▼▼▼
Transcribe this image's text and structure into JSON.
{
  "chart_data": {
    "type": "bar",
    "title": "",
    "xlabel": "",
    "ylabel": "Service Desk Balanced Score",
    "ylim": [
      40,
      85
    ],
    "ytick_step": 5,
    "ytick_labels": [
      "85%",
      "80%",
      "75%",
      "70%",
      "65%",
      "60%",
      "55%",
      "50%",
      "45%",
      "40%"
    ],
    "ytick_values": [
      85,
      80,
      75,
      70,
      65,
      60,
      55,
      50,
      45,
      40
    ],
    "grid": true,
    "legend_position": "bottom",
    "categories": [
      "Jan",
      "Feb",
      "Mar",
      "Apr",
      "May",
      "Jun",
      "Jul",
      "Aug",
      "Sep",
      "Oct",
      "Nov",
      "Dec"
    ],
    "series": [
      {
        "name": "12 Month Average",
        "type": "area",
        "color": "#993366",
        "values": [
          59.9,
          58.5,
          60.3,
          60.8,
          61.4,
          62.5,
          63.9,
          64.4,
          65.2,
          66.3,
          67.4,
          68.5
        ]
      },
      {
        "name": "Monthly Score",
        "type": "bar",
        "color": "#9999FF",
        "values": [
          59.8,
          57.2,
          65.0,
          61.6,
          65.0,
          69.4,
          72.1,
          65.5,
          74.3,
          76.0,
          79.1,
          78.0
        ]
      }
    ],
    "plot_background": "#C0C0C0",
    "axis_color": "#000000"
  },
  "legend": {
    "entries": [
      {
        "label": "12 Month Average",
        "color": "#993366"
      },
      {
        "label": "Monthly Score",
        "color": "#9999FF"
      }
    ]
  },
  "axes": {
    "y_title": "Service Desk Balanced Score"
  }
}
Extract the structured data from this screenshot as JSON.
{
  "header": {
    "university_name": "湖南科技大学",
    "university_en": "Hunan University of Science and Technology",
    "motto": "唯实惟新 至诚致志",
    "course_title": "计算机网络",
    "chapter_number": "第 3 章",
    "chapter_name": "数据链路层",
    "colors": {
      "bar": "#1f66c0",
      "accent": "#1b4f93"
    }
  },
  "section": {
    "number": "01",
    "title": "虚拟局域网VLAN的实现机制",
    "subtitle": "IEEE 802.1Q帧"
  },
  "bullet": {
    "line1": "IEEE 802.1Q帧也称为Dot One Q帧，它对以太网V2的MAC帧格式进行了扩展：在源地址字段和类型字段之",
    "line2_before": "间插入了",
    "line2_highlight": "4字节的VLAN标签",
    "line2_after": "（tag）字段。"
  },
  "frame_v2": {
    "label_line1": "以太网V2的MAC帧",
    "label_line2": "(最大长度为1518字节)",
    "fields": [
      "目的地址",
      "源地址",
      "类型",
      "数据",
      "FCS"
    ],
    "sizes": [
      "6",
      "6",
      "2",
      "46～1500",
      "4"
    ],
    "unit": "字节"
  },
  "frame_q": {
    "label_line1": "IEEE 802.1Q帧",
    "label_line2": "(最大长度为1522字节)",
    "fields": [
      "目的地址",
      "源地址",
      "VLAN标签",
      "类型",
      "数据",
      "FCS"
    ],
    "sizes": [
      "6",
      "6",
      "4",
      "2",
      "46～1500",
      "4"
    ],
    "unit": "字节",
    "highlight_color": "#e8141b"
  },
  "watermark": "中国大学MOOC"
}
▲▲▲
> [Exercise requirements] From the records above, extract every line exactly as it stands.

> [Response to this task]
Transcribe this image's text and structure into JSON.
{
  "chart_data": {
    "type": "bar",
    "title": "",
    "xlabel": "",
    "ylabel": "Service Desk Balanced Score",
    "ylim": [
      40,
      85
    ],
    "ytick_step": 5,
    "ytick_labels": [
      "85%",
      "80%",
      "75%",
      "70%",
      "65%",
      "60%",
      "55%",
      "50%",
      "45%",
      "40%"
    ],
    "ytick_values": [
      85,
      80,
      75,
      70,
      65,
      60,
      55,
      50,
      45,
      40
    ],
    "grid": true,
    "legend_position": "bottom",
    "categories": [
      "Jan",
      "Feb",
      "Mar",
      "Apr",
      "May",
      "Jun",
      "Jul",
      "Aug",
      "Sep",
      "Oct",
      "Nov",
      "Dec"
    ],
    "series": [
      {
        "name": "12 Month Average",
        "type": "area",
        "color": "#993366",
        "values": [
          59.9,
          58.5,
          60.3,
          60.8,
          61.4,
          62.5,
          63.9,
          64.4,
          65.2,
          66.3,
          67.4,
          68.5
        ]
      },
      {
        "name": "Monthly Score",
        "type": "bar",
        "color": "#9999FF",
        "values": [
          59.8,
          57.2,
          65.0,
          61.6,
          65.0,
          69.4,
          72.1,
          65.5,
          74.3,
          76.0,
          79.1,
          78.0
        ]
      }
    ],
    "plot_background": "#C0C0C0",
    "axis_color": "#000000"
  },
  "legend": {
    "entries": [
      {
        "label": "12 Month Average",
        "color": "#993366"
      },
      {
        "label": "Monthly Score",
        "color": "#9999FF"
      }
    ]
  },
  "axes": {
    "y_title": "Service Desk Balanced Score"
  }
}
Extract the structured data from this screenshot as JSON.
{
  "header": {
    "university_name": "湖南科技大学",
    "university_en": "Hunan University of Science and Technology",
    "motto": "唯实惟新 至诚致志",
    "course_title": "计算机网络",
    "chapter_number": "第 3 章",
    "chapter_name": "数据链路层",
    "colors": {
      "bar": "#1f66c0",
      "accent": "#1b4f93"
    }
  },
  "section": {
    "number": "01",
    "title": "虚拟局域网VLAN的实现机制",
    "subtitle": "IEEE 802.1Q帧"
  },
  "bullet": {
    "line1": "IEEE 802.1Q帧也称为Dot One Q帧，它对以太网V2的MAC帧格式进行了扩展：在源地址字段和类型字段之",
    "line2_before": "间插入了",
    "line2_highlight": "4字节的VLAN标签",
    "line2_after": "（tag）字段。"
  },
  "frame_v2": {
    "label_line1": "以太网V2的MAC帧",
    "label_line2": "(最大长度为1518字节)",
    "fields": [
      "目的地址",
      "源地址",
      "类型",
      "数据",
      "FCS"
    ],
    "sizes": [
      "6",
      "6",
      "2",
      "46～1500",
      "4"
    ],
    "unit": "字节"
  },
  "frame_q": {
    "label_line1": "IEEE 802.1Q帧",
    "label_line2": "(最大长度为1522字节)",
    "fields": [
      "目的地址",
      "源地址",
      "VLAN标签",
      "类型",
      "数据",
      "FCS"
    ],
    "sizes": [
      "6",
      "6",
      "4",
      "2",
      "46～1500",
      "4"
    ],
    "unit": "字节",
    "highlight_color": "#e8141b"
  },
  "watermark": "中国大学MOOC"
}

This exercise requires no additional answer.